Saved entries
Begin

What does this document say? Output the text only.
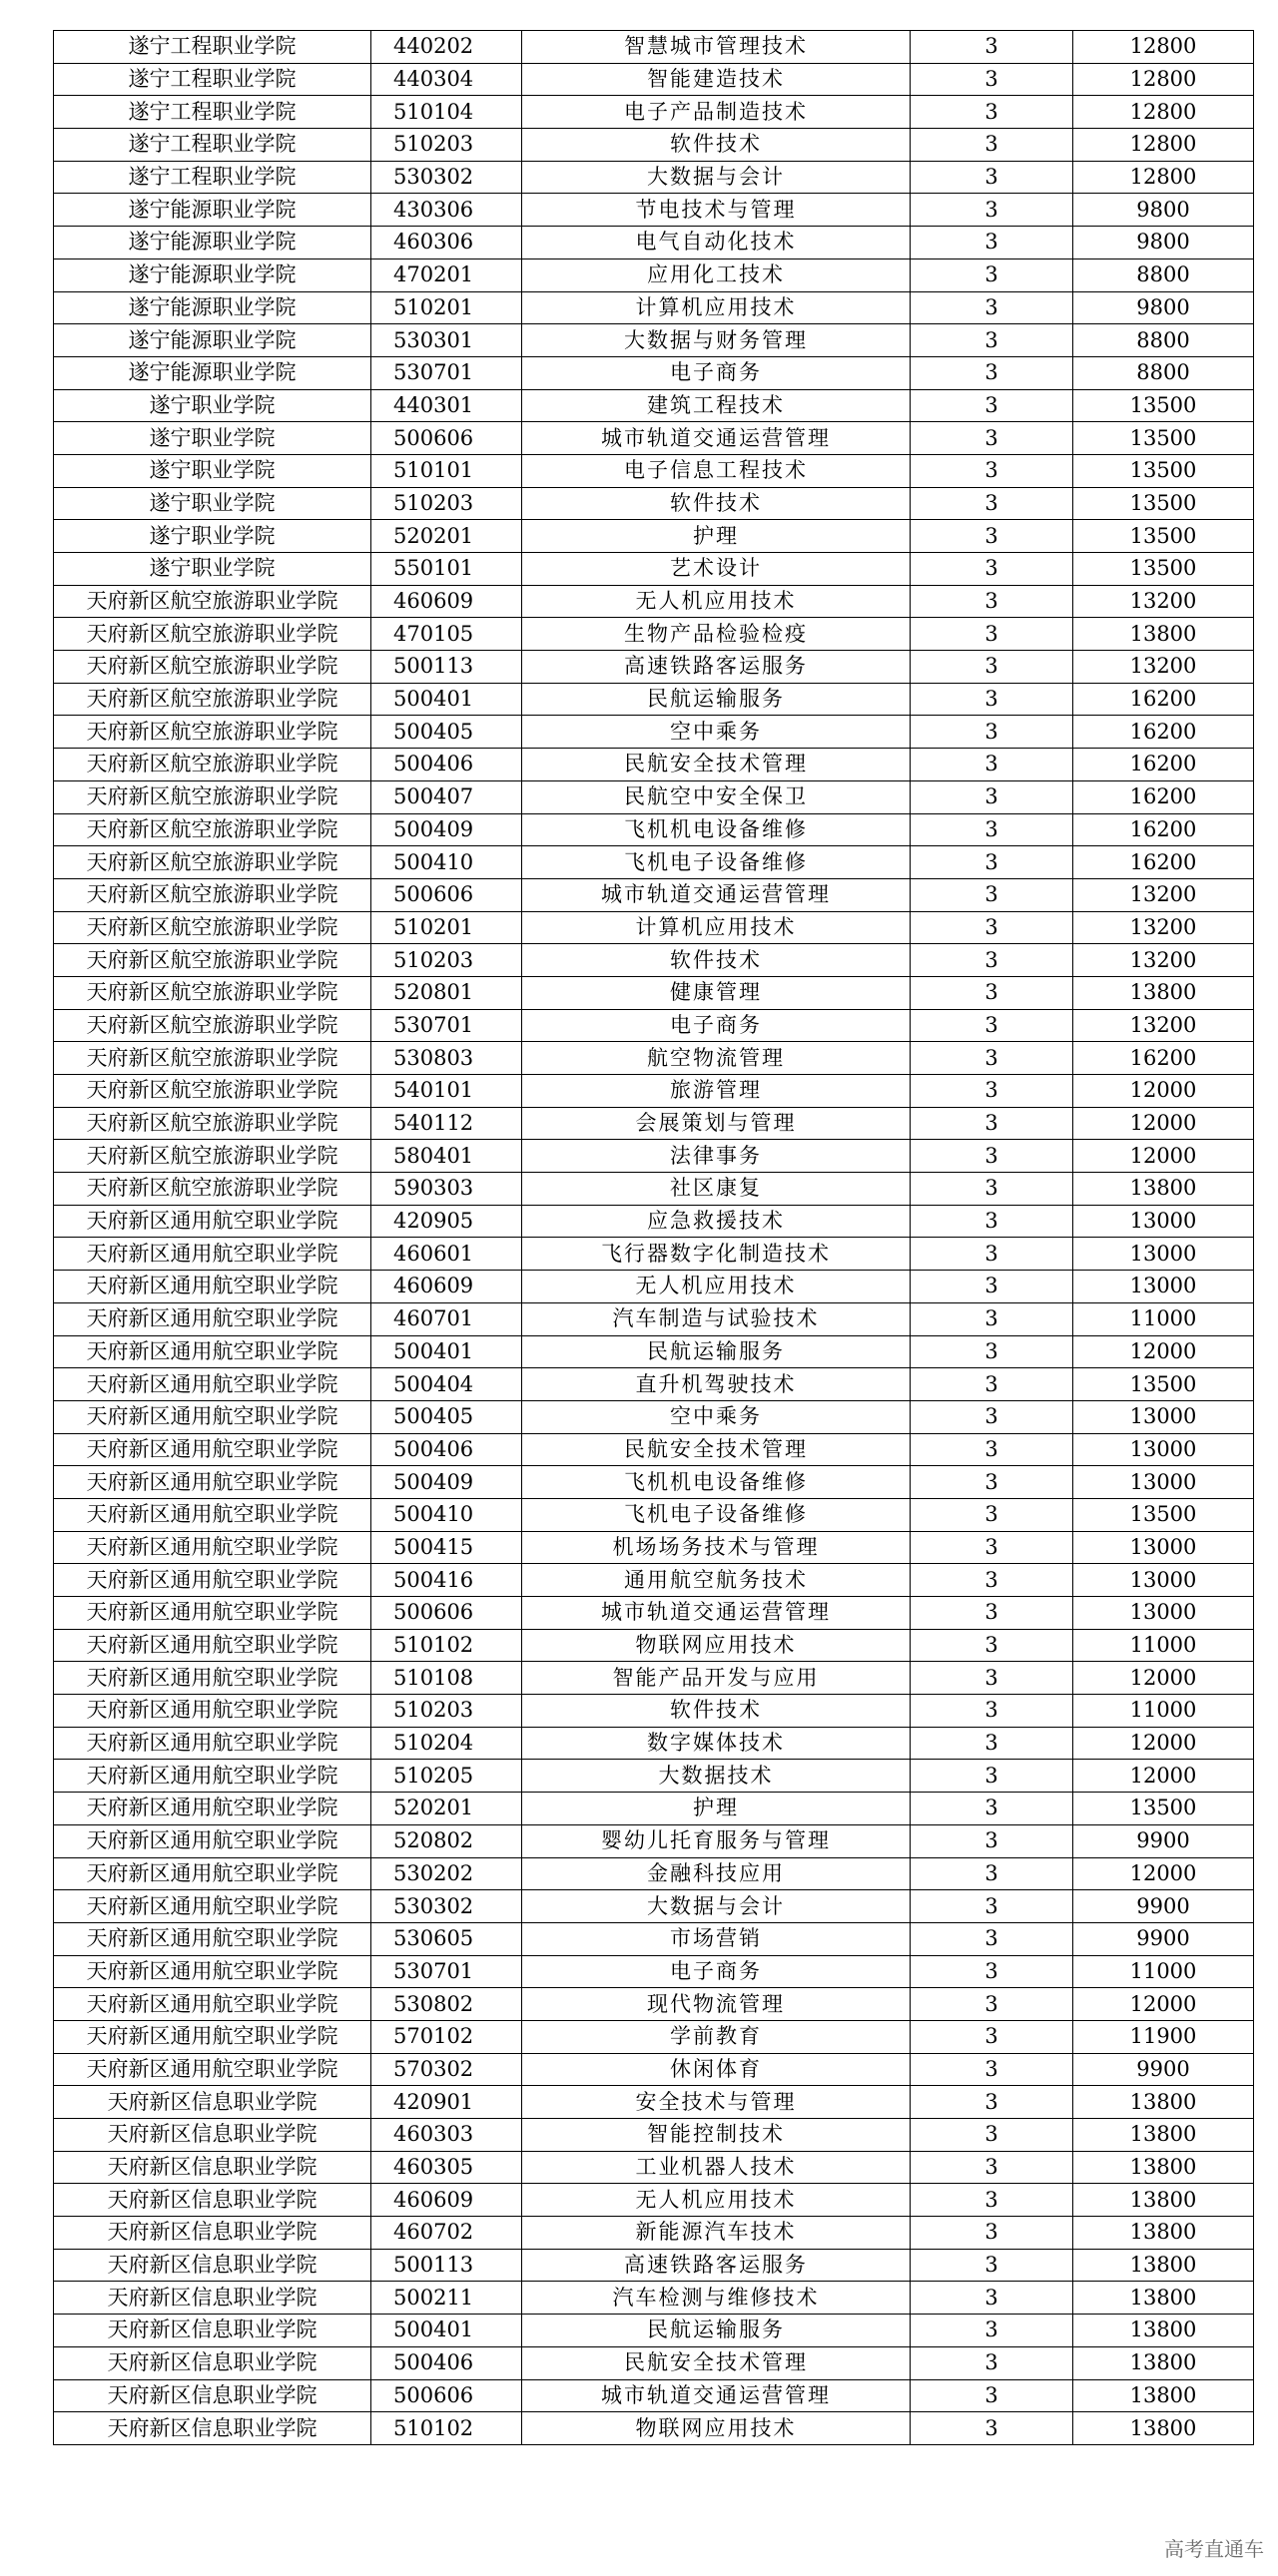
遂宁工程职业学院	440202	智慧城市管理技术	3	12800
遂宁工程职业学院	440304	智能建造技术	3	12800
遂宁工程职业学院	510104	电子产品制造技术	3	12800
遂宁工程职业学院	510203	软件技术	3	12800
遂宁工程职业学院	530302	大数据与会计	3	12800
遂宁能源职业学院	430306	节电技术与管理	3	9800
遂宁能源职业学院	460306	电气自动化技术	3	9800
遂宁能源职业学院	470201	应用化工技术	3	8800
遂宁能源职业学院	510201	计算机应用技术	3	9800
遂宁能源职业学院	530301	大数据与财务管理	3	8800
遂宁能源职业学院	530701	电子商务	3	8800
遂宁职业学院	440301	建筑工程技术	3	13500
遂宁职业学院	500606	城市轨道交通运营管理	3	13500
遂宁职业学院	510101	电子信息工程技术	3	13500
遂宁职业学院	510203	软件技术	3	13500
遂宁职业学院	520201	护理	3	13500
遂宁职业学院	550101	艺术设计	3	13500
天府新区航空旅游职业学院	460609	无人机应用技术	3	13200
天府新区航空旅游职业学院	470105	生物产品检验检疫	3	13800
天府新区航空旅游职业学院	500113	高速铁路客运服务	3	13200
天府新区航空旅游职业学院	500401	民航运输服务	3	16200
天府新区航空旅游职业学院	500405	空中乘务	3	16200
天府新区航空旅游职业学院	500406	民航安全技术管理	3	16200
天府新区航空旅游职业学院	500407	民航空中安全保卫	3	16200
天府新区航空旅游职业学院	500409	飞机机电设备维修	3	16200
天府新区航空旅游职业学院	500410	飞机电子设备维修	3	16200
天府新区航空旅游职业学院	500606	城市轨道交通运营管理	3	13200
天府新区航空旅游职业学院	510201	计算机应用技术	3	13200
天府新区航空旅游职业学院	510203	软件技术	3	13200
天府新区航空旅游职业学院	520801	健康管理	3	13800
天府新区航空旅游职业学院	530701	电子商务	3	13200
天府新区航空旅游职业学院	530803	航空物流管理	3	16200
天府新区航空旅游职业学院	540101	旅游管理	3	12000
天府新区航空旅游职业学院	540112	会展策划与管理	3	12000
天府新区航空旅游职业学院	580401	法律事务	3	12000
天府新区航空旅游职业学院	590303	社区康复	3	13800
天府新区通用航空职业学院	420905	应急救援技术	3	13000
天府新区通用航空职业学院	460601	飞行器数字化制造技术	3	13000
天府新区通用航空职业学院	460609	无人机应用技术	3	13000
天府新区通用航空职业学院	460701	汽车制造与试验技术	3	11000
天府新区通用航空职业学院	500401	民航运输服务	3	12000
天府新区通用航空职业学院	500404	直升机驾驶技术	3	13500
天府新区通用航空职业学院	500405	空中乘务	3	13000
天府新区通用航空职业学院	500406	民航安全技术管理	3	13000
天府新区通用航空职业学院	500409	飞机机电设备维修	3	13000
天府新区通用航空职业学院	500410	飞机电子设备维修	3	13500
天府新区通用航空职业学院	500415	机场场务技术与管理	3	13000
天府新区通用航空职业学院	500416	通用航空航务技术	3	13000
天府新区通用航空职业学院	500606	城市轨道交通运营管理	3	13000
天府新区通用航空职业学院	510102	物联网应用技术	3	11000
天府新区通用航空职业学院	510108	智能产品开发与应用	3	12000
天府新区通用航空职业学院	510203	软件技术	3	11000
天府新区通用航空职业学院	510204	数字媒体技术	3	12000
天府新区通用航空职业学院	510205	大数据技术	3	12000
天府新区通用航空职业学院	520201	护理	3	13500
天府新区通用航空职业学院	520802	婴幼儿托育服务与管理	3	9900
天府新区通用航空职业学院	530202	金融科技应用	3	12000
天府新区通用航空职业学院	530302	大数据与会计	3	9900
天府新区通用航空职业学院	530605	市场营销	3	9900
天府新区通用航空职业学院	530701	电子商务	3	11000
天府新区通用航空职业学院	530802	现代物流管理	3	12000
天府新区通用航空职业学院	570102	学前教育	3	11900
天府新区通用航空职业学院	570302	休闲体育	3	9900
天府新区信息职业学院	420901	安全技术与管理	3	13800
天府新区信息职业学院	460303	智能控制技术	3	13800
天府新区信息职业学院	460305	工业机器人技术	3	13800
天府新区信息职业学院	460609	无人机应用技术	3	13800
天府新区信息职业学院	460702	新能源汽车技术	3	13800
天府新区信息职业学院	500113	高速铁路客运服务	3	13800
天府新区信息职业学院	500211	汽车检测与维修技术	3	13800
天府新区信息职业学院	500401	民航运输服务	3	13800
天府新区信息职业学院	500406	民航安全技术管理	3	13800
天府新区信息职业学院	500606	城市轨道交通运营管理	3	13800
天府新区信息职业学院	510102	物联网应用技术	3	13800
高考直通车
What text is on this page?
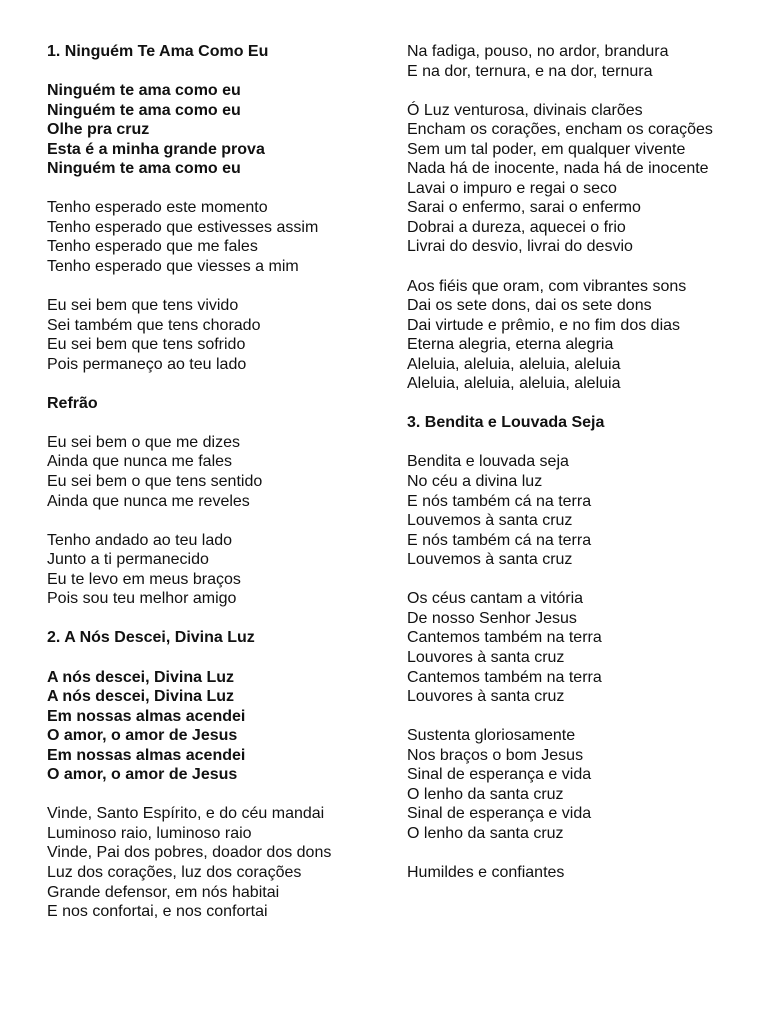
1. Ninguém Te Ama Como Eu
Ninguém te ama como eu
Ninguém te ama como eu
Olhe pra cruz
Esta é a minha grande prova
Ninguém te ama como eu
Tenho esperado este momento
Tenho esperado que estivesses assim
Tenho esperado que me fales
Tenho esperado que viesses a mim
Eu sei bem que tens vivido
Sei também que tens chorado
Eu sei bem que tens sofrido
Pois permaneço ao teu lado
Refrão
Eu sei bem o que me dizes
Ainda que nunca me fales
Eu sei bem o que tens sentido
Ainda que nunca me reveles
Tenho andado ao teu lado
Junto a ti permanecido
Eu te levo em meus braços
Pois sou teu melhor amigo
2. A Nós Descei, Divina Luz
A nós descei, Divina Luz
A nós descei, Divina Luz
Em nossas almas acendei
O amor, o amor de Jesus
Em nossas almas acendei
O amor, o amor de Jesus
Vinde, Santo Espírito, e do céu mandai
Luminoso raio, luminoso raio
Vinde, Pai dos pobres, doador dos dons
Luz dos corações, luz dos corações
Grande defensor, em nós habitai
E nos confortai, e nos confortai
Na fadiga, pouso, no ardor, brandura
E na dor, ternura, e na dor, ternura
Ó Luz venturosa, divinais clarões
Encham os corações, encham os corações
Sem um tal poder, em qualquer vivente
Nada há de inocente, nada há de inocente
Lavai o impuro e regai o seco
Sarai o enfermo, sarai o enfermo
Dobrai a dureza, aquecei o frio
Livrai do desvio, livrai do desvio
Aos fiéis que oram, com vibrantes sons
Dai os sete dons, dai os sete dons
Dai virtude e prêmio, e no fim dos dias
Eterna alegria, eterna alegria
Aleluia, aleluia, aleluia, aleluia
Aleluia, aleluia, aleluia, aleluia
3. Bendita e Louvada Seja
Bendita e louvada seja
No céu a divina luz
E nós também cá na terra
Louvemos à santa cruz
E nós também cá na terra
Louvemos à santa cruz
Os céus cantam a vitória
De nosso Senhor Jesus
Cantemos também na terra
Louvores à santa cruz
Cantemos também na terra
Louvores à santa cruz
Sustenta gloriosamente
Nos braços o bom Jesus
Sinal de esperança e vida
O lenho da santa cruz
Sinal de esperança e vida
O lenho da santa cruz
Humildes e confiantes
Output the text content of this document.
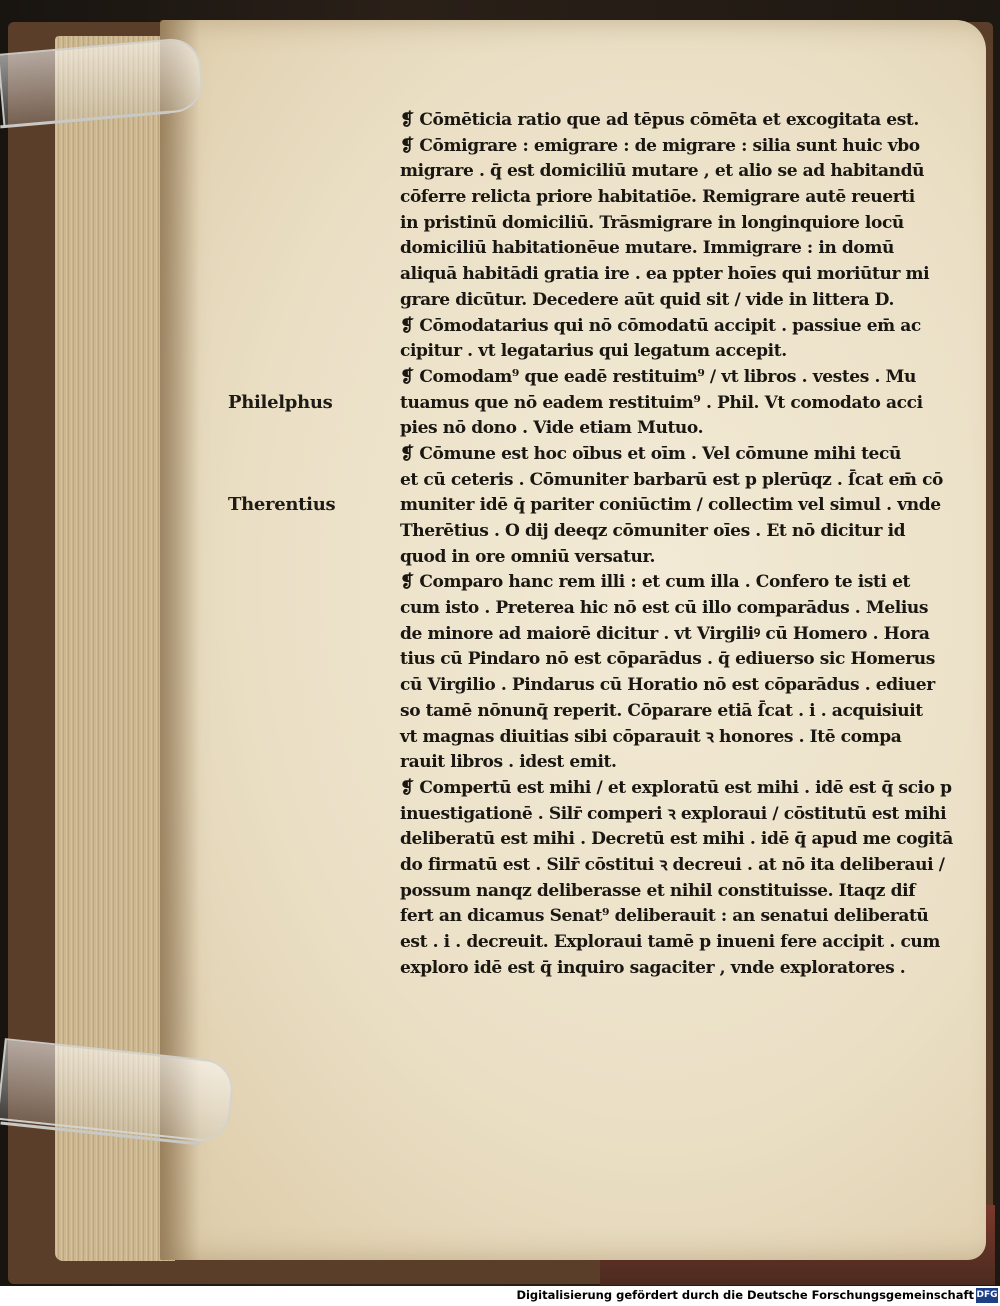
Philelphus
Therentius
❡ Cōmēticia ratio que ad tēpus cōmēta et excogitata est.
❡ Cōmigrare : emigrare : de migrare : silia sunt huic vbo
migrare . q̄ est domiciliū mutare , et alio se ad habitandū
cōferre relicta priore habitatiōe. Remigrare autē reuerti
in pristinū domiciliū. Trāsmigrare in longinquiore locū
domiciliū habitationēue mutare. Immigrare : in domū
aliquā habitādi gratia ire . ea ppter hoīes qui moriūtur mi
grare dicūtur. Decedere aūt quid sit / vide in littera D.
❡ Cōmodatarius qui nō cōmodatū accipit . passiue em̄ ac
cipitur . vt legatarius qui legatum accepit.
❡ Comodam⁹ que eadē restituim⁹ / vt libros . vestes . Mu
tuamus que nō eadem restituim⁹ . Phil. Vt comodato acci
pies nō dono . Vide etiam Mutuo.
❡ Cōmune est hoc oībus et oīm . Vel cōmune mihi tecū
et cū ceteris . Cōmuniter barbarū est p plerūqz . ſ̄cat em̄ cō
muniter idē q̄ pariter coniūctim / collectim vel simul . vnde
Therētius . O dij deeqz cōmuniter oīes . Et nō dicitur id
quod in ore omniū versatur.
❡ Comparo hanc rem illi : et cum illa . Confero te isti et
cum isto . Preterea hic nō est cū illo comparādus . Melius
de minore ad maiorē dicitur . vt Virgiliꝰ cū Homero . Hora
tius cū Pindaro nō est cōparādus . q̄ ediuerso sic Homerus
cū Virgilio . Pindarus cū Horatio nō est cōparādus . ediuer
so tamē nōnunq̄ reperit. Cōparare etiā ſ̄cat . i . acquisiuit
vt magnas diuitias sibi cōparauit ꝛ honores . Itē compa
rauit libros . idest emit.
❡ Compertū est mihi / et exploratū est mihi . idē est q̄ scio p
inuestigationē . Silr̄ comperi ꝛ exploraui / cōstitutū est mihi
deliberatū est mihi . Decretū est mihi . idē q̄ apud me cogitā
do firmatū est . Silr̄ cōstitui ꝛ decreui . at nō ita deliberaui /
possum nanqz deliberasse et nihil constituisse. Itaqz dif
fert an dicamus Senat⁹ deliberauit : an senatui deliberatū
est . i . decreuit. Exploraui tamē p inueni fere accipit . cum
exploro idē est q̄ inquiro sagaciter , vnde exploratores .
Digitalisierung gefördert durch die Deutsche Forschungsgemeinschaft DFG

End

Gather all the lines that include the word "nunca" and copy them out.

• [SOLUTION TO THE EXERCISE]:
Ainda que nunca me fales
Ainda que nunca me reveles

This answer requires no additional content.